» **Input data**:
....

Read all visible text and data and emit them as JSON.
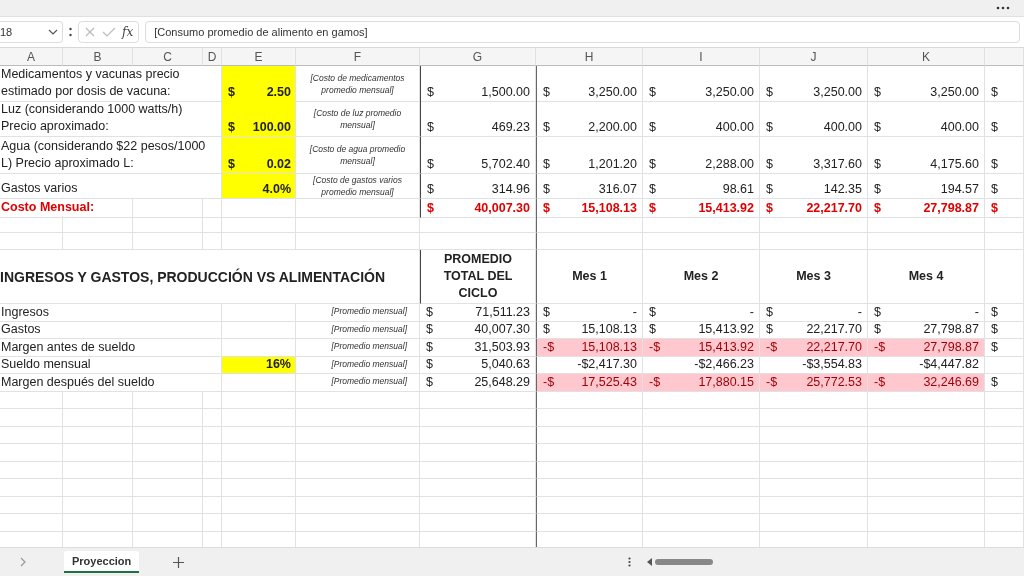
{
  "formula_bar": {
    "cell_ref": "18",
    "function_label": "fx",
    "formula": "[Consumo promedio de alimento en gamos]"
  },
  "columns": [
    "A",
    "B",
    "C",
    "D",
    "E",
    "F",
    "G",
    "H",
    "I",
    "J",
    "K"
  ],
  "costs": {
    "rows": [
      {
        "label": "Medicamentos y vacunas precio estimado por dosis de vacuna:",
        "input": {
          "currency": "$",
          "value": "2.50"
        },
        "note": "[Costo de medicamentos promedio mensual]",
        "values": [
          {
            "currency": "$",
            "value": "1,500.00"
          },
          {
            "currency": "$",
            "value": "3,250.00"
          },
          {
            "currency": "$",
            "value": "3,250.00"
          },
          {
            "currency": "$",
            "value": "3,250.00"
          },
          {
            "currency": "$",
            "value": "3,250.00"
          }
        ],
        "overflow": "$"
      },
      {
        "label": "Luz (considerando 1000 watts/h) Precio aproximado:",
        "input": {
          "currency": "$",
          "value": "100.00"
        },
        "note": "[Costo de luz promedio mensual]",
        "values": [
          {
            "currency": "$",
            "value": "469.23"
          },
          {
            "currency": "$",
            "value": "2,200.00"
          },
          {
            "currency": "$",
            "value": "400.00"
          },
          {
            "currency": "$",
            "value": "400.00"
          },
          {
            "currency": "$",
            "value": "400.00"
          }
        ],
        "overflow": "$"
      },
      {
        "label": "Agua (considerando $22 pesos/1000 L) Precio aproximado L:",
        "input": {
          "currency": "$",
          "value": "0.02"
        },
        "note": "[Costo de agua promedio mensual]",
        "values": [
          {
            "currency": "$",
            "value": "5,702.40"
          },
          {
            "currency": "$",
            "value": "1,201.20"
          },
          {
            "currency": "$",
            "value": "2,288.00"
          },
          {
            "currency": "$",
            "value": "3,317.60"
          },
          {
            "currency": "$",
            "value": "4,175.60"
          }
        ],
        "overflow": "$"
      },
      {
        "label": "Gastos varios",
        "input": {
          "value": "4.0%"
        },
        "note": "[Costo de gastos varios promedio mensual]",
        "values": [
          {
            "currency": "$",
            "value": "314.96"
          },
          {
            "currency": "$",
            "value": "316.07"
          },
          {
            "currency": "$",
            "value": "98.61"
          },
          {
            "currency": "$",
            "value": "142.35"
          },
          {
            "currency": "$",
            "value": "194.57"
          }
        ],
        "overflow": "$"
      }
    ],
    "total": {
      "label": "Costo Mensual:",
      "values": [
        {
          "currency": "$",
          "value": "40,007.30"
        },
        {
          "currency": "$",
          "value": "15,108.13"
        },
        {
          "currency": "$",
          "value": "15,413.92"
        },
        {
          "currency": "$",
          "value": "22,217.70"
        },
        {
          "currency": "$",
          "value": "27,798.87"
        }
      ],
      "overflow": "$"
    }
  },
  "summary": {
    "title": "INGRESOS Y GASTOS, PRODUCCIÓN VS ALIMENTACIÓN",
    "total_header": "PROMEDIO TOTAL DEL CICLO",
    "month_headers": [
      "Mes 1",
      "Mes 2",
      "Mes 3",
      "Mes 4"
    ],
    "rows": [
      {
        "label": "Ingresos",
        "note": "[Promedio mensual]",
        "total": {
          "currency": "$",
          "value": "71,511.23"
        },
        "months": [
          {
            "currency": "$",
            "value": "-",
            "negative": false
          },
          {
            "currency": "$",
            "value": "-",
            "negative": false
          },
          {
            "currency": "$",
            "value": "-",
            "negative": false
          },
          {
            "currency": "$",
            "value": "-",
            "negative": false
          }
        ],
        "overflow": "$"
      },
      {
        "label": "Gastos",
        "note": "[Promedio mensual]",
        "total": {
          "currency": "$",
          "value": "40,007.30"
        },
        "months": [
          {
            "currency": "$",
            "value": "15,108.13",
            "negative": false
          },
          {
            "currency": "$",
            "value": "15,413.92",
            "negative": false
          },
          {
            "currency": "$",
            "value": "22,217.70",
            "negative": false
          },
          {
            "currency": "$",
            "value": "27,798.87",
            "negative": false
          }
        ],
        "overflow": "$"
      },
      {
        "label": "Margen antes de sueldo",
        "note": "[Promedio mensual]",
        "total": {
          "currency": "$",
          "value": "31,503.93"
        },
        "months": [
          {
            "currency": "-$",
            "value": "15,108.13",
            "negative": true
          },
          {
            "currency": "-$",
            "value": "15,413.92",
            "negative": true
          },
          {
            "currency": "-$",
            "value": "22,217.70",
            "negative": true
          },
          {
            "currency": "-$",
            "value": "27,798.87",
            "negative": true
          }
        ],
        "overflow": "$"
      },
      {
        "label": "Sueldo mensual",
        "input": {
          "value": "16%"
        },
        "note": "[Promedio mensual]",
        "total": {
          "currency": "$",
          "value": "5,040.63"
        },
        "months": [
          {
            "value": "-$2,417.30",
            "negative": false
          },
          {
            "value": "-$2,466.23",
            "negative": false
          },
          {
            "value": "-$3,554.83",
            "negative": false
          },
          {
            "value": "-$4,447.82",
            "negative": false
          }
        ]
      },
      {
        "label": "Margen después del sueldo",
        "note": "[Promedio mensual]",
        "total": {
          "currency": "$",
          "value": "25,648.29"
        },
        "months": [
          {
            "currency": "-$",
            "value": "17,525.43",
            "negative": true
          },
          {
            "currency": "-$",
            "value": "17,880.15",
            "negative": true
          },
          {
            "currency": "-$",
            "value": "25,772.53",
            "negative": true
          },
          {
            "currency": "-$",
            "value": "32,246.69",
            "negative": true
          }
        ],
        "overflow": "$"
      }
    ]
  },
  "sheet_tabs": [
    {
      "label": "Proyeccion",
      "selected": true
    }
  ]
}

....

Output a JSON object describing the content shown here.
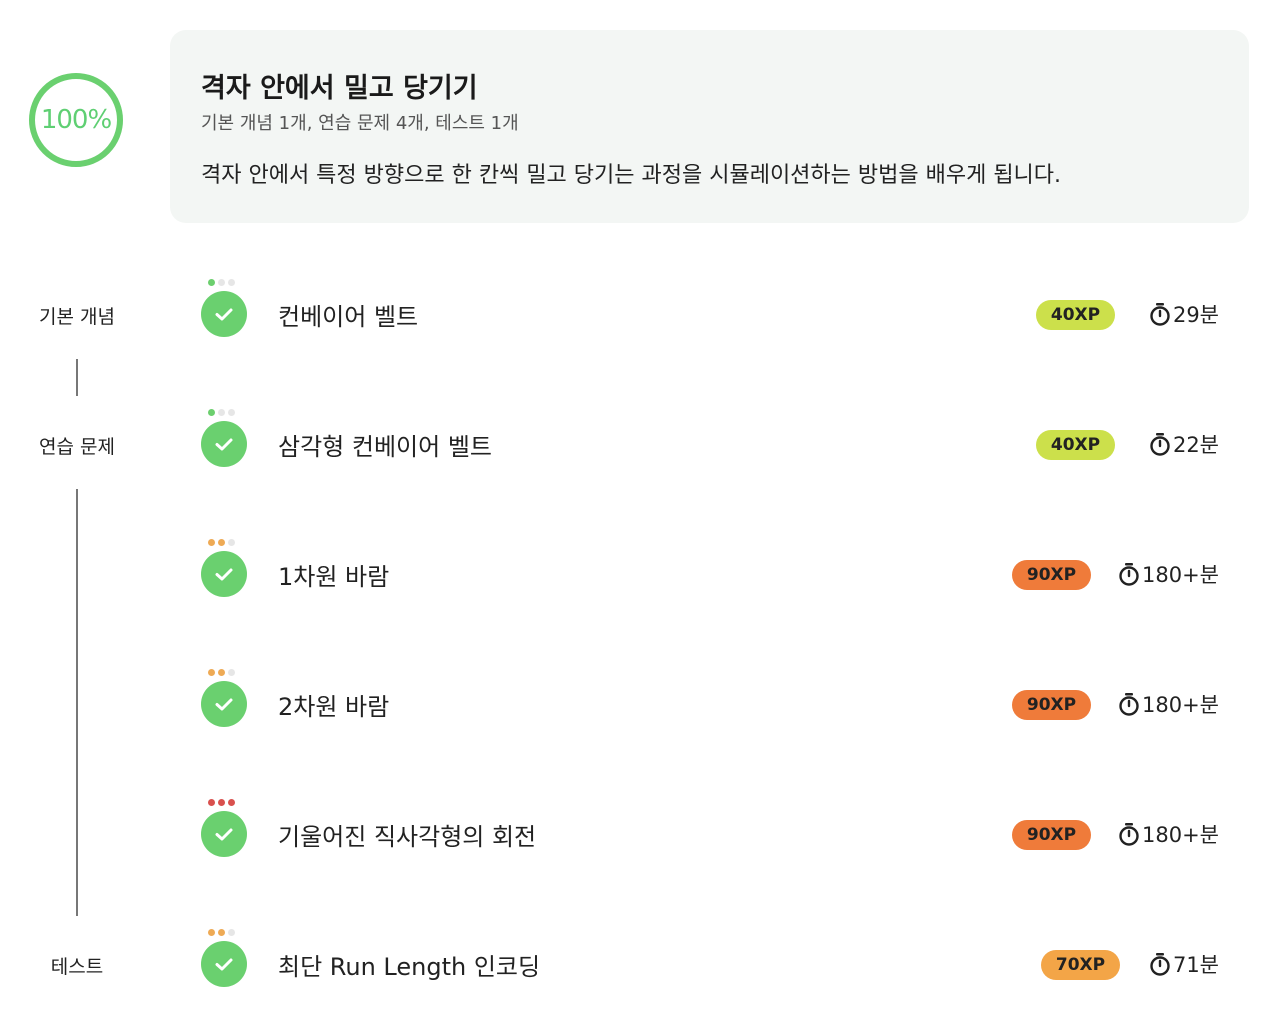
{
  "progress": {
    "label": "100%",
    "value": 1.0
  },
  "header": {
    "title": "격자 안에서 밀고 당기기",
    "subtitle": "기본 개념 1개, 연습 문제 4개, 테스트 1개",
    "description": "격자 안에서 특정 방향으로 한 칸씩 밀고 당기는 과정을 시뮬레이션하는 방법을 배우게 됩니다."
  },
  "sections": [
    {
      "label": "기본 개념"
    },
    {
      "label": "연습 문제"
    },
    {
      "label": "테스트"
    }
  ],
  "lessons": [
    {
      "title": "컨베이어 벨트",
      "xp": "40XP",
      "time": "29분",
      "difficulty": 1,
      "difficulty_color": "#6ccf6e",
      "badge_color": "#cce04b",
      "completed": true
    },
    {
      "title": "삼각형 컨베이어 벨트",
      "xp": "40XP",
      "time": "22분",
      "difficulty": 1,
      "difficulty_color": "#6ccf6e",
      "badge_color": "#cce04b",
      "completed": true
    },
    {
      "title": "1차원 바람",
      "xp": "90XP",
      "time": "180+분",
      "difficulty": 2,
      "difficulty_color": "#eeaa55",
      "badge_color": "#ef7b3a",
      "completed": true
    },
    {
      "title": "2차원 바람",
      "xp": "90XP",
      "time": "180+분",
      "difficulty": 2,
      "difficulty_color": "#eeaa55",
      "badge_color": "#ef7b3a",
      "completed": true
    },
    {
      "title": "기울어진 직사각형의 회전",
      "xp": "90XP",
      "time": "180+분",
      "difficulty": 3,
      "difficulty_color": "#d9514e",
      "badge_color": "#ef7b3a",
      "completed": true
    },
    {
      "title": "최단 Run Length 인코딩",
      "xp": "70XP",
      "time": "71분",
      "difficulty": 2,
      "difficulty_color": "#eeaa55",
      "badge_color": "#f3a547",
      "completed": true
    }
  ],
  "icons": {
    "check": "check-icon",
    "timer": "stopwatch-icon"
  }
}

....

» **Written exercise**:
Looking at the records above, tally the lines holding "varios" and reply with that number only.

» **Reply**:
2